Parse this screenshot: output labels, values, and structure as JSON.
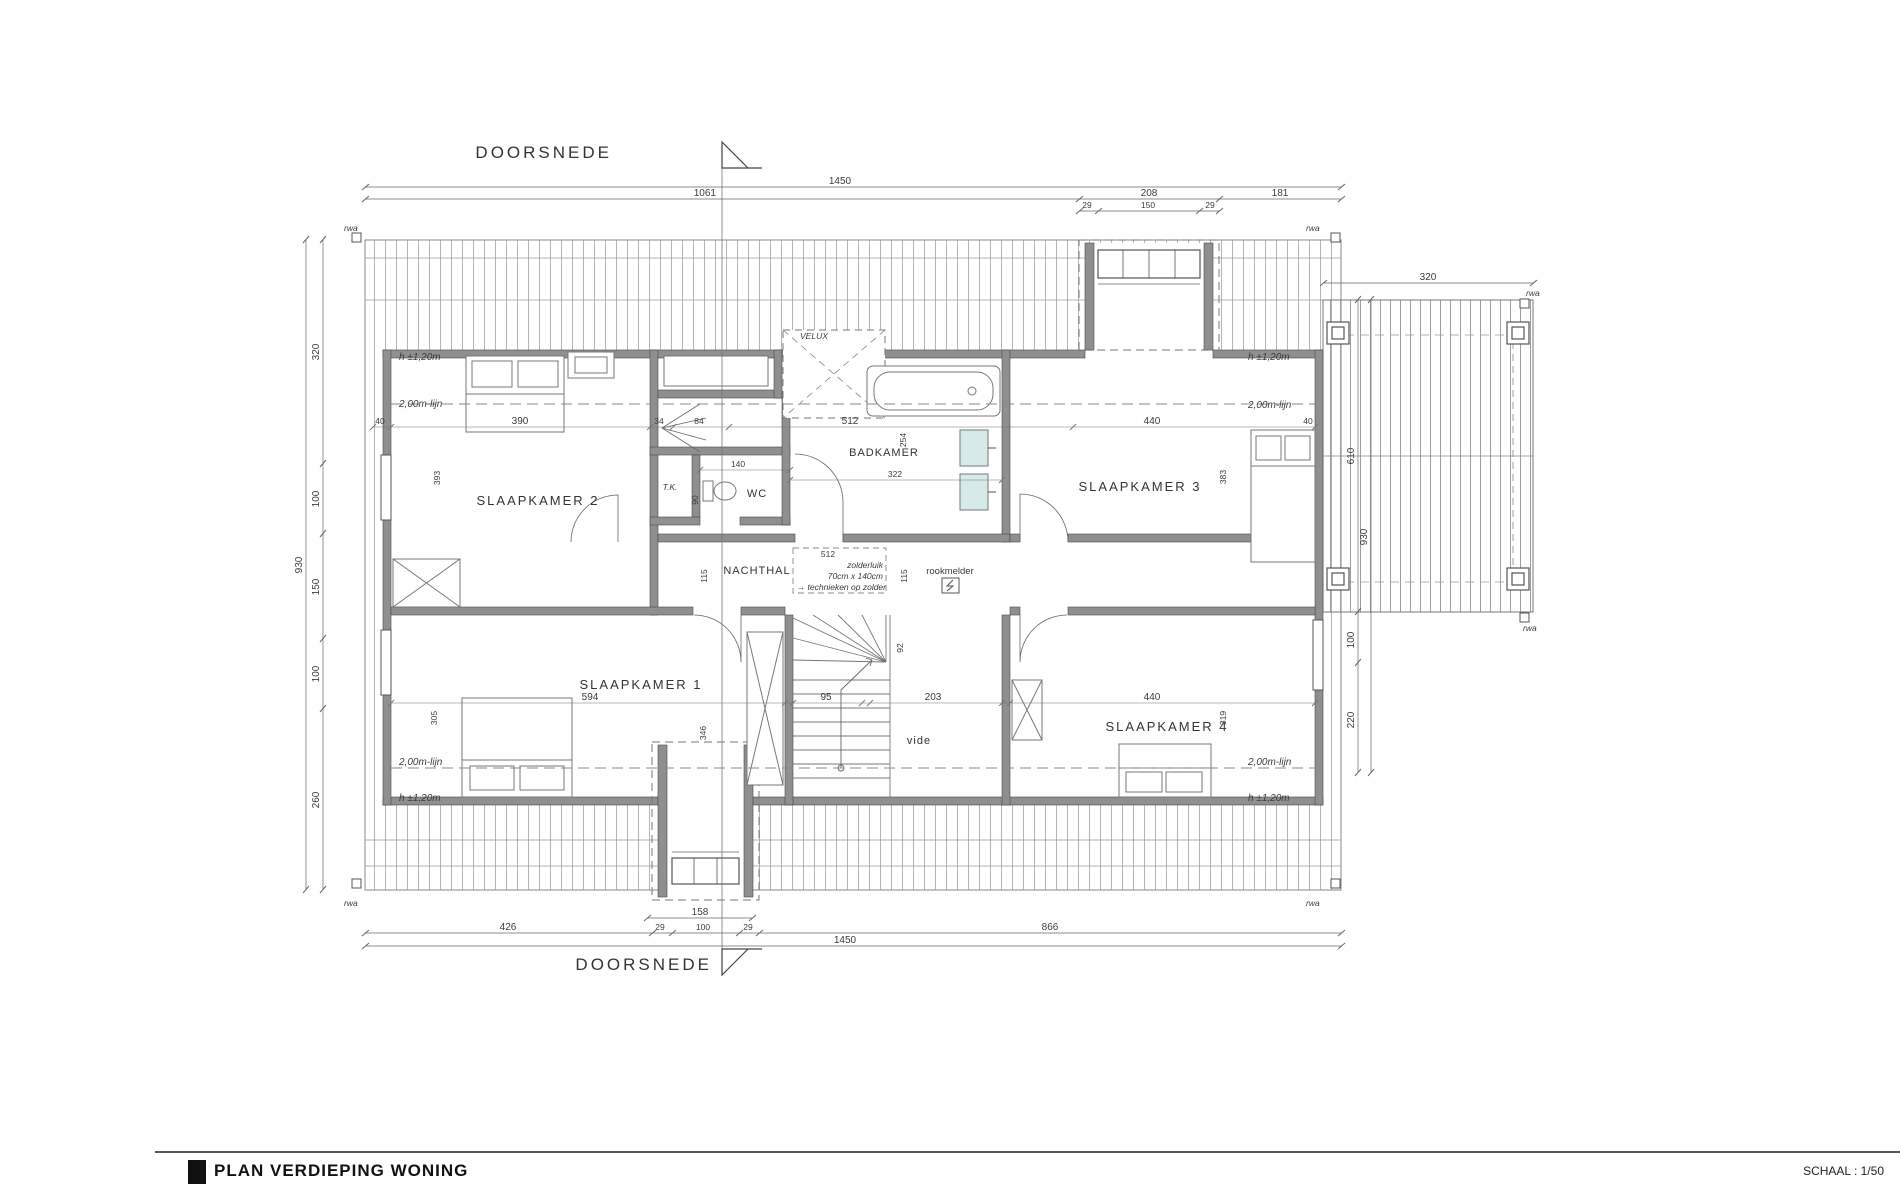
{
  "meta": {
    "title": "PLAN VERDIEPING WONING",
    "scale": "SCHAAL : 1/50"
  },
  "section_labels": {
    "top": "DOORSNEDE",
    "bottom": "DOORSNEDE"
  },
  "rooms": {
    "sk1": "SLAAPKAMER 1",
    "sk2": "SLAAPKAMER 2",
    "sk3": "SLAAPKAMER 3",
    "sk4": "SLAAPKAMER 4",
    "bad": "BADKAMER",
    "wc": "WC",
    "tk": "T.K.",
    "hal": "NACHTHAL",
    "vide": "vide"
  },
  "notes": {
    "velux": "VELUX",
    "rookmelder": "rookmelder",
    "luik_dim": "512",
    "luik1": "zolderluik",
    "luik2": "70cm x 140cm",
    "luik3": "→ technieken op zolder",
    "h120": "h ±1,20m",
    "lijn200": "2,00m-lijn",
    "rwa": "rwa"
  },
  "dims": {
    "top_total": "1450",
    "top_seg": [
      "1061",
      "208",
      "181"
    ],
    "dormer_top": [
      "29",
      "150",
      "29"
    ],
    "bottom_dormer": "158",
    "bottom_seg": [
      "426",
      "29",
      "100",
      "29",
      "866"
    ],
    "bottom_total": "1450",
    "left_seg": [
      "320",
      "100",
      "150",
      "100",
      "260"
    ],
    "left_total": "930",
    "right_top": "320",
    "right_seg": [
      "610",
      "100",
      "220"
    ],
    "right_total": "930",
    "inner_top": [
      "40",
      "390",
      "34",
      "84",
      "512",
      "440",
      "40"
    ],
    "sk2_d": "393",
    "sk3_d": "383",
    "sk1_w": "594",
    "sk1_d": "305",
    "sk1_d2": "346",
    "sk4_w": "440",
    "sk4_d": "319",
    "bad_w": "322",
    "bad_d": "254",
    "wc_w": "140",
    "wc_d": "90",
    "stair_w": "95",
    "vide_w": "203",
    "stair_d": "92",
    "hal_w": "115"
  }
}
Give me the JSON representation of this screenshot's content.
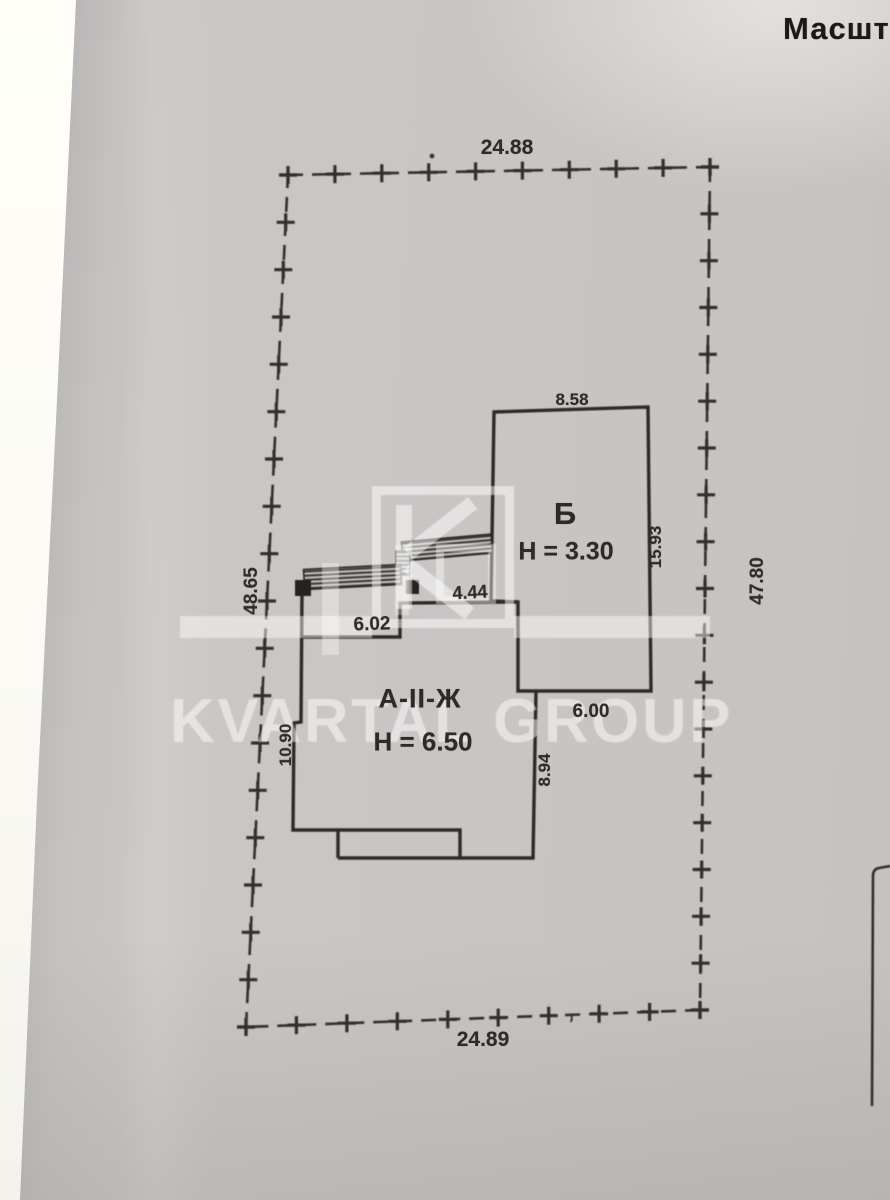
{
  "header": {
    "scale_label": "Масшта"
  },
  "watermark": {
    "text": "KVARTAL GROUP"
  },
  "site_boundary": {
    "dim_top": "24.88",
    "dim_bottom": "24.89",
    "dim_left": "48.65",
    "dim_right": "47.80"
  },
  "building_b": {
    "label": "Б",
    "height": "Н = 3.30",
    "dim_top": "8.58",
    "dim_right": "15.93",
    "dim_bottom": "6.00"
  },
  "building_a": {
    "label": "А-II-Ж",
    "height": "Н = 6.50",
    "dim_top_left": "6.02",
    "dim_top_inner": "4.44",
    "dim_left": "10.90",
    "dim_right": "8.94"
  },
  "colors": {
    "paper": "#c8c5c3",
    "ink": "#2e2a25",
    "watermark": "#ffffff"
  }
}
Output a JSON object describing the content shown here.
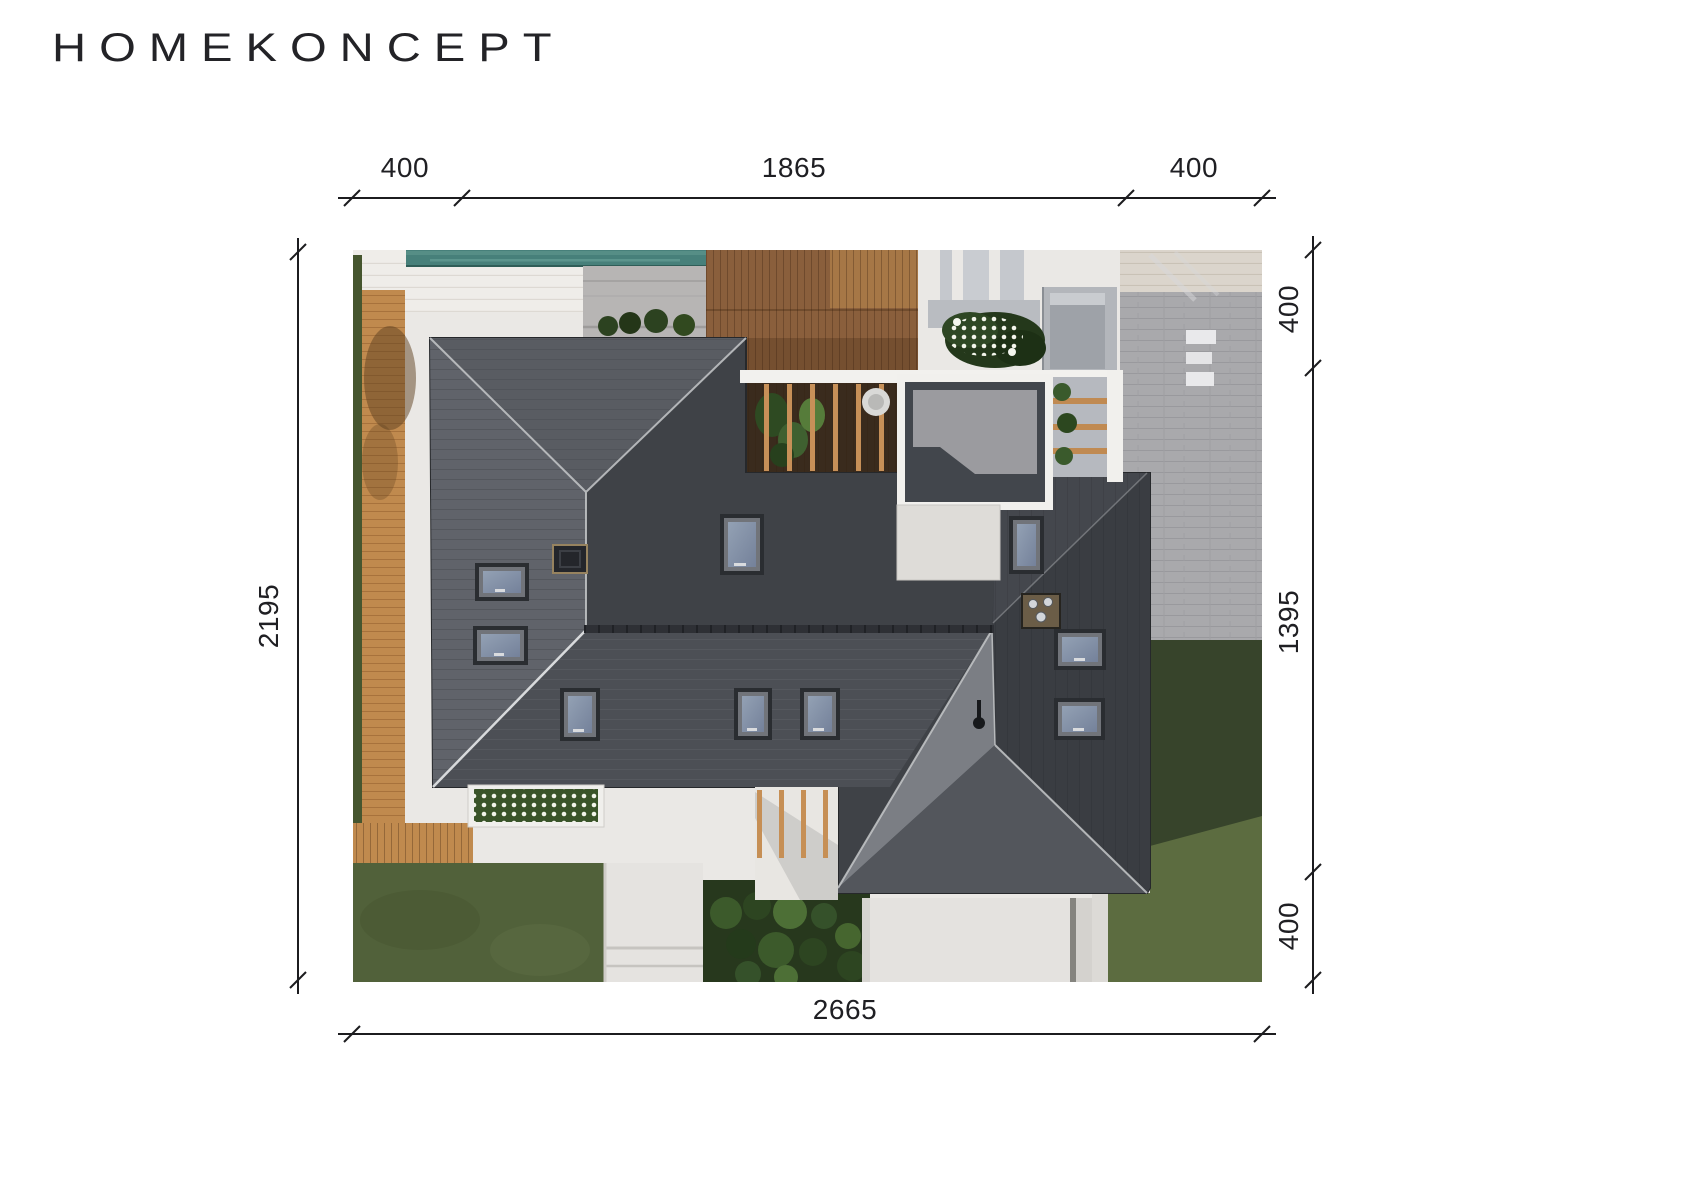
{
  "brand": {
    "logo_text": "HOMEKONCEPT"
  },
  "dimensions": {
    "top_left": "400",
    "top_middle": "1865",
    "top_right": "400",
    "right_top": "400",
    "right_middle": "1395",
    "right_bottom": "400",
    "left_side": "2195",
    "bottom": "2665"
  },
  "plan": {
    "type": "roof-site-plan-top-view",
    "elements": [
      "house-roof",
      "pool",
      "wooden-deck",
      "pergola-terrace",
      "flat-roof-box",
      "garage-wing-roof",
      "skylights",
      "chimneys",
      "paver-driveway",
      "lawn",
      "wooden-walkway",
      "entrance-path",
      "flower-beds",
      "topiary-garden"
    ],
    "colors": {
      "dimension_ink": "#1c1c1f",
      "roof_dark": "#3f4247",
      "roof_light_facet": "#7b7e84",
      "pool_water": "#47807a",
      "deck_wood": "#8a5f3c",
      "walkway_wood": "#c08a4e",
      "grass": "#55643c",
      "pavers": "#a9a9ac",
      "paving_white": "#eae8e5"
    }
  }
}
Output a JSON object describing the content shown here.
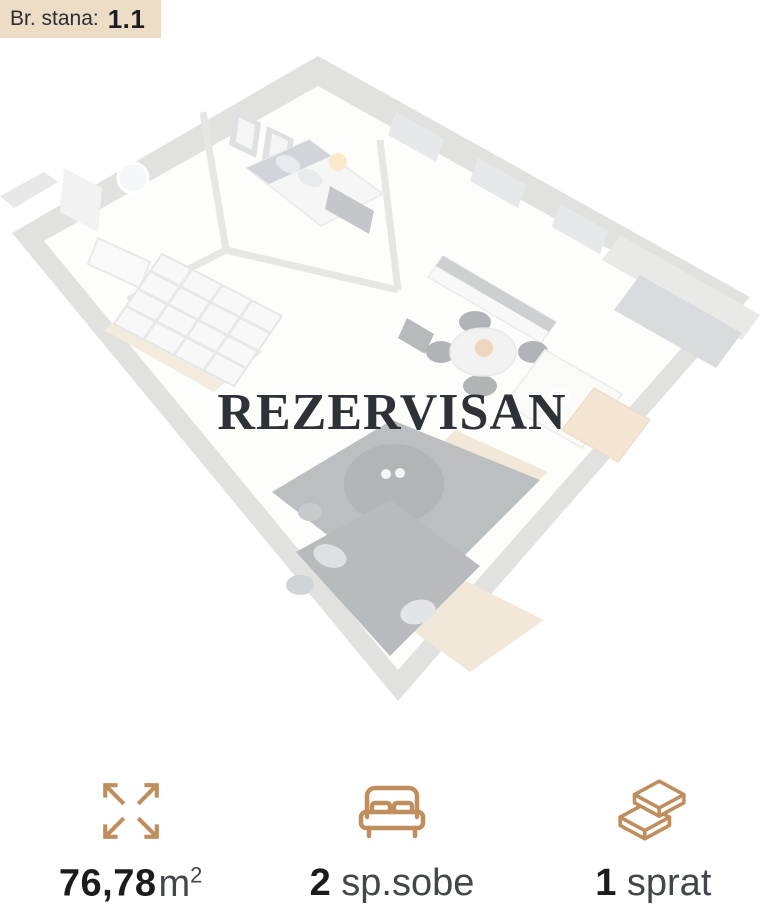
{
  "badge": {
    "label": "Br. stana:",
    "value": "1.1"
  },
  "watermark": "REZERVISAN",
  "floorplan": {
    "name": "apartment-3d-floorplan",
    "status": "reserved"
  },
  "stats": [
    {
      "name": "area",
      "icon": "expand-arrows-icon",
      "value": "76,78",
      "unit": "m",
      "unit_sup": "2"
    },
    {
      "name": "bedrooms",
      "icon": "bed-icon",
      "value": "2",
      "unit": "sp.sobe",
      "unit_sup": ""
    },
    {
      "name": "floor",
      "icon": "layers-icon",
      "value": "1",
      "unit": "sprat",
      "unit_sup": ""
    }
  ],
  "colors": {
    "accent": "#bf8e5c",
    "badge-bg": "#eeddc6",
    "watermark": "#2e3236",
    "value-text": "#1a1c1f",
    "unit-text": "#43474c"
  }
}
□ □ □ □ □ □ □
Directions for this task |
Count how many lines of the listing above include "screenshot" and report that number alone.

Solution below |
2